Friday, December 5, 2014
So yeah. I needed new papers. It's time to close this part of life and begin a new one.
I'll try to make it ever more interesting and less of....words.
Again. I said. I'll try.
Which...seems. Possible enough.
I'll see you guys on that other side of the words!
Monday, November 10, 2014
“When I was on, I was on stage and I was thinking of…I felt like I know, I know him though and I know his heart and I know what he wouldn’t do to hurt me. But I didn’t realize that feeling so confident, feeling so great about myself, and then it just be completely shattered by one thing, by something so stupid. But then you make me feel crazy, you make me feel like it’s my fault I was in pain.” - Selena Gomez
The hardest part of being yourself, is when others look up to you cause you are this superwoman. When that vision is embedded to you, it is like you are not allowed to be vulnerable, to be human. You are not allowed to share a tear. You are not allowed to make mistakes. You are not allowed to fall. That, people, is the hardest part of living, when you are a superwoman to others, but really to your eyes and God, you are His slave and an imperfect human being.
Monday, September 22, 2014
"No hardship strikes except by the permission of Allah. And whoever believes in Allah- He will guide his heart." [Surat al-Taghaabun: 11]
A Reflection: Hardship does not befall you except that Allah knows that you can handle it. If you show Him contentment, He will expedite His relief. (Quran Weekly FB Page)
God equipped you well enough before sending the calamity your way.(Mohamed Zeyara's)
Thursday, August 14, 2014
One of America's funniest, witty and brilliant man in comedy. He brought endless memories especially to the children coming from the 80s and 90s. Even adults love him for his talents. He didn't only bring funny but also emotional, strong and inspirational characters through his movies. Yesterday, was a day of tragic loss to the world of comedy. I don't idolize him, but when I see or hear Robin Williams, I can imagine a smile through my face forming immediately. I adore him for his roles in Aladdin, Mrs Doubtfire, Jumanji, Patch Adams, and Whose Line Is It Anyway (one of the best episodes with Robin in it, cause I was laughing throughout) will cross through my mind. It saddens me so much, to know that he ended his life away due to depression.

**EXTRACTED MATERIAL:**
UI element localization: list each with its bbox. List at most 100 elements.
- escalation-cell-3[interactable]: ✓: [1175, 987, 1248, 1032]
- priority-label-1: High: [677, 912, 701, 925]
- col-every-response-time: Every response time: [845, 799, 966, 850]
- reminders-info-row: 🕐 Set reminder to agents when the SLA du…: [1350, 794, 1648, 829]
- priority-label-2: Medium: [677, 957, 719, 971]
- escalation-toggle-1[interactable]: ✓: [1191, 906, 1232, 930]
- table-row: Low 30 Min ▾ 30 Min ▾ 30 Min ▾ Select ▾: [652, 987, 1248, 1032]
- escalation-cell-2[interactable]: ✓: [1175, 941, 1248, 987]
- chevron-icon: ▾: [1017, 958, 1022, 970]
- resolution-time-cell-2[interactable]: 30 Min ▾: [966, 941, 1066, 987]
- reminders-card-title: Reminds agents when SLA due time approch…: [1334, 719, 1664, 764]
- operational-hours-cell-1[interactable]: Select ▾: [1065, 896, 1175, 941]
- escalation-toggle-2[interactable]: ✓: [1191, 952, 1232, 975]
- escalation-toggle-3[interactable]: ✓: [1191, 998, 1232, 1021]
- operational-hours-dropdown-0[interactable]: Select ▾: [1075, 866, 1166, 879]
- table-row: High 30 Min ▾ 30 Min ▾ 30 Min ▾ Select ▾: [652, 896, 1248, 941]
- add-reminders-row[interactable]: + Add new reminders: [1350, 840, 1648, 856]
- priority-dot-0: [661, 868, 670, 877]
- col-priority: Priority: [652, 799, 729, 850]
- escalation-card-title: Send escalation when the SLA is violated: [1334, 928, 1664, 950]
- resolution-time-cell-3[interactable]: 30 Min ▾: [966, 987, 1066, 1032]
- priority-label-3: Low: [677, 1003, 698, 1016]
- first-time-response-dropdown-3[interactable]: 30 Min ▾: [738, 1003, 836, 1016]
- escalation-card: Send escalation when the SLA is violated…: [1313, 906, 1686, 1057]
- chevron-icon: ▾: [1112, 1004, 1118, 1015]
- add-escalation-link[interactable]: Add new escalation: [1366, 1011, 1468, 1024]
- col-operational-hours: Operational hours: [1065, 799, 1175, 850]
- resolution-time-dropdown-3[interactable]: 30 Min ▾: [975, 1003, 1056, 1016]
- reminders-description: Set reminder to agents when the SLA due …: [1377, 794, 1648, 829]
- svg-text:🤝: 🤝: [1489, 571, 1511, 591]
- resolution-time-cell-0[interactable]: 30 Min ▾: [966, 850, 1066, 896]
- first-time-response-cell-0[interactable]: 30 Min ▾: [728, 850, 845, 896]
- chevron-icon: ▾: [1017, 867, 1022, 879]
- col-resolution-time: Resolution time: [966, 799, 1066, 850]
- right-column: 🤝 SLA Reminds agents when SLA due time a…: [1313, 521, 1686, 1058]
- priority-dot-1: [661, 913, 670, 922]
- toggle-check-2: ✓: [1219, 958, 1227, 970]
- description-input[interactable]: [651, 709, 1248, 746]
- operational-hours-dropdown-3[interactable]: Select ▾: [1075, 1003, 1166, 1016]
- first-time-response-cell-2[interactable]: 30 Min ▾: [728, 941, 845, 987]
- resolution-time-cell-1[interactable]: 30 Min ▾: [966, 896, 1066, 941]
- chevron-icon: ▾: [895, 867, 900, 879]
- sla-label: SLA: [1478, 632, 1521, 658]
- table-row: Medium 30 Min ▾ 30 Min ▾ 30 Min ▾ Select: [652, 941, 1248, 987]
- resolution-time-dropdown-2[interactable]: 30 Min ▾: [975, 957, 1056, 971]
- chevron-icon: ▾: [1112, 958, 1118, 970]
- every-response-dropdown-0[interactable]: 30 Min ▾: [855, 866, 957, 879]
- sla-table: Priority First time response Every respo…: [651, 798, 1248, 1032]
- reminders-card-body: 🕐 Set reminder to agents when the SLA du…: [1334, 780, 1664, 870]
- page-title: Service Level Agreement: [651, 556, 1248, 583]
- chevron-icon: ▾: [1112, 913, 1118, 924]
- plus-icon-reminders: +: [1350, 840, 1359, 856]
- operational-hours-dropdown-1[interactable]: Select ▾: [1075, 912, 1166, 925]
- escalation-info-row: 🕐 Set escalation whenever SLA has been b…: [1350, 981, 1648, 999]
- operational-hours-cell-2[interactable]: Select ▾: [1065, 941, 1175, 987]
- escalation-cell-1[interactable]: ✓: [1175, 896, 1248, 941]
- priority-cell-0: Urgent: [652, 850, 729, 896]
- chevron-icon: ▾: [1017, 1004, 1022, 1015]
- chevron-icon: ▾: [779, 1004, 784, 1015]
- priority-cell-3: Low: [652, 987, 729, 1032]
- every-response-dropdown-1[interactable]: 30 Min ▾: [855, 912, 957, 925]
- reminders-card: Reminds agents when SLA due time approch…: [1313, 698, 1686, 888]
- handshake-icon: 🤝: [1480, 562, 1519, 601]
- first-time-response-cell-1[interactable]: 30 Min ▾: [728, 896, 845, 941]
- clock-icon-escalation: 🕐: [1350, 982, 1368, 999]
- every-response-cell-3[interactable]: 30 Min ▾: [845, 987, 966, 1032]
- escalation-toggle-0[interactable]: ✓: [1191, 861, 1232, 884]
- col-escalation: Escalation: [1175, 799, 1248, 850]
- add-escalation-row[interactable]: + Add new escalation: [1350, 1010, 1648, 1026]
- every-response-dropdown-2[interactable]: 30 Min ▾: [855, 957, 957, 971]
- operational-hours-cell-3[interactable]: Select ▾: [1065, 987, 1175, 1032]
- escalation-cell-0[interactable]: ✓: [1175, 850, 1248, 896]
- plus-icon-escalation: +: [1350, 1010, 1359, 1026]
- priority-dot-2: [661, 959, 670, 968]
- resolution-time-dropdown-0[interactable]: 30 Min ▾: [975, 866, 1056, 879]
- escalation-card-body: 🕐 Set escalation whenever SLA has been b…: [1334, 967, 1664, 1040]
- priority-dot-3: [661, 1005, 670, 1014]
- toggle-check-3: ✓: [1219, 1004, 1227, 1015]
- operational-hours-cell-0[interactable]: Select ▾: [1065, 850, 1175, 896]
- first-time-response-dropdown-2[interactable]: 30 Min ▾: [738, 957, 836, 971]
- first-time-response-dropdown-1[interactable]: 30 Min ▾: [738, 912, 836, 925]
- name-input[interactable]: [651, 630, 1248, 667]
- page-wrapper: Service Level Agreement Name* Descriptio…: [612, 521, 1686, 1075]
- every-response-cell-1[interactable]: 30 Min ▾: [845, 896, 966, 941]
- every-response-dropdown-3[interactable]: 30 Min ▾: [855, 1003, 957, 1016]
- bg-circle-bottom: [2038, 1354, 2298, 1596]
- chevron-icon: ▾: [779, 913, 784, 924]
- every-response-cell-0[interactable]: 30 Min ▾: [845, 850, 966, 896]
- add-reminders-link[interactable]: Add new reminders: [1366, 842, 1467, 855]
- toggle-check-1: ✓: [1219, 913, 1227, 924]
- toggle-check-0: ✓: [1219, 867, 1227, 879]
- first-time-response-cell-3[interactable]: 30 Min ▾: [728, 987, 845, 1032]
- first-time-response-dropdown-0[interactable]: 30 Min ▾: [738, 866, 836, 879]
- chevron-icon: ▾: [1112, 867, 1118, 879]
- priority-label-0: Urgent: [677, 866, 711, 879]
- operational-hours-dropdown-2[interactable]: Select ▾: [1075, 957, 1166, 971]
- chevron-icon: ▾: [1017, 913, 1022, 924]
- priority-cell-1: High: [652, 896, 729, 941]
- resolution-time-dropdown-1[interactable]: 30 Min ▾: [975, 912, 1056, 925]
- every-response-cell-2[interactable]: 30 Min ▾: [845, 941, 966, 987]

**WHAT TO DO:**
a. In the blog posts, which surah and verse does the September 22, 2014 entry quote?
b. Carry on the blog posts, picking up after the last sentence of the Robin Williams tribute.
The items aren't needed for anything here.

**ANSWERS BY TASK:**
a. Surat al-Taghaabun, verse 11.

b.
Depression is a serious matter. It is in no way similar to PMS (really it's not funny to relate it with this), or any normal stress level. It's the state where you just struggle to stay alive. You are eating for the sake of energy. You smile just because you don't want people to keep asking why. You talk only when you need to. You meet people just so that you can search another reason to stay alive the next day.
When in reality, all you want to do is hide away from people and stop feeling anything; sad, crying, happy, gloomy, tense. All you want to do is just to stop feeling, because you don't know what is going on, and you know you need help. You know. But you also know that the moment you try to open the door to people, they will judge you. They know it's ridiculous that YOU of all people (lets assume you are similar to Robin) the joy of joy, is having a problem. The moment you do open up, there will be sentence like
"i think you are making a big deal out of this"
"i think this isn't even an issue"
and the most famous line,
"dude, someone else have even bigger problems than yours".
These are some of the reason that people with depression hides away their pain, not realizing that it eats them up and kills them slowly, until one point their life just went away, even though they don't want to. It's not an easy battle. Definitely, the worse battle to strive living another day with these thoughts haunting you. It's shocking to know that maybe your happiest friend are the one facing depression, and you don't have a clue about it, because all you see is the outer part of them. Well, they can't afford to make themselves happy, so what they can do is to make others smile and not feel the same way they do. They are the people that understand the meaning of being at the lowest level of yourself, and they will try to help, eventhough you are a stranger. But they have forgotten how to help themselves. These people need help, but they have forgotten to ask for it because they are as scared as anybody are.
How do I know all of these?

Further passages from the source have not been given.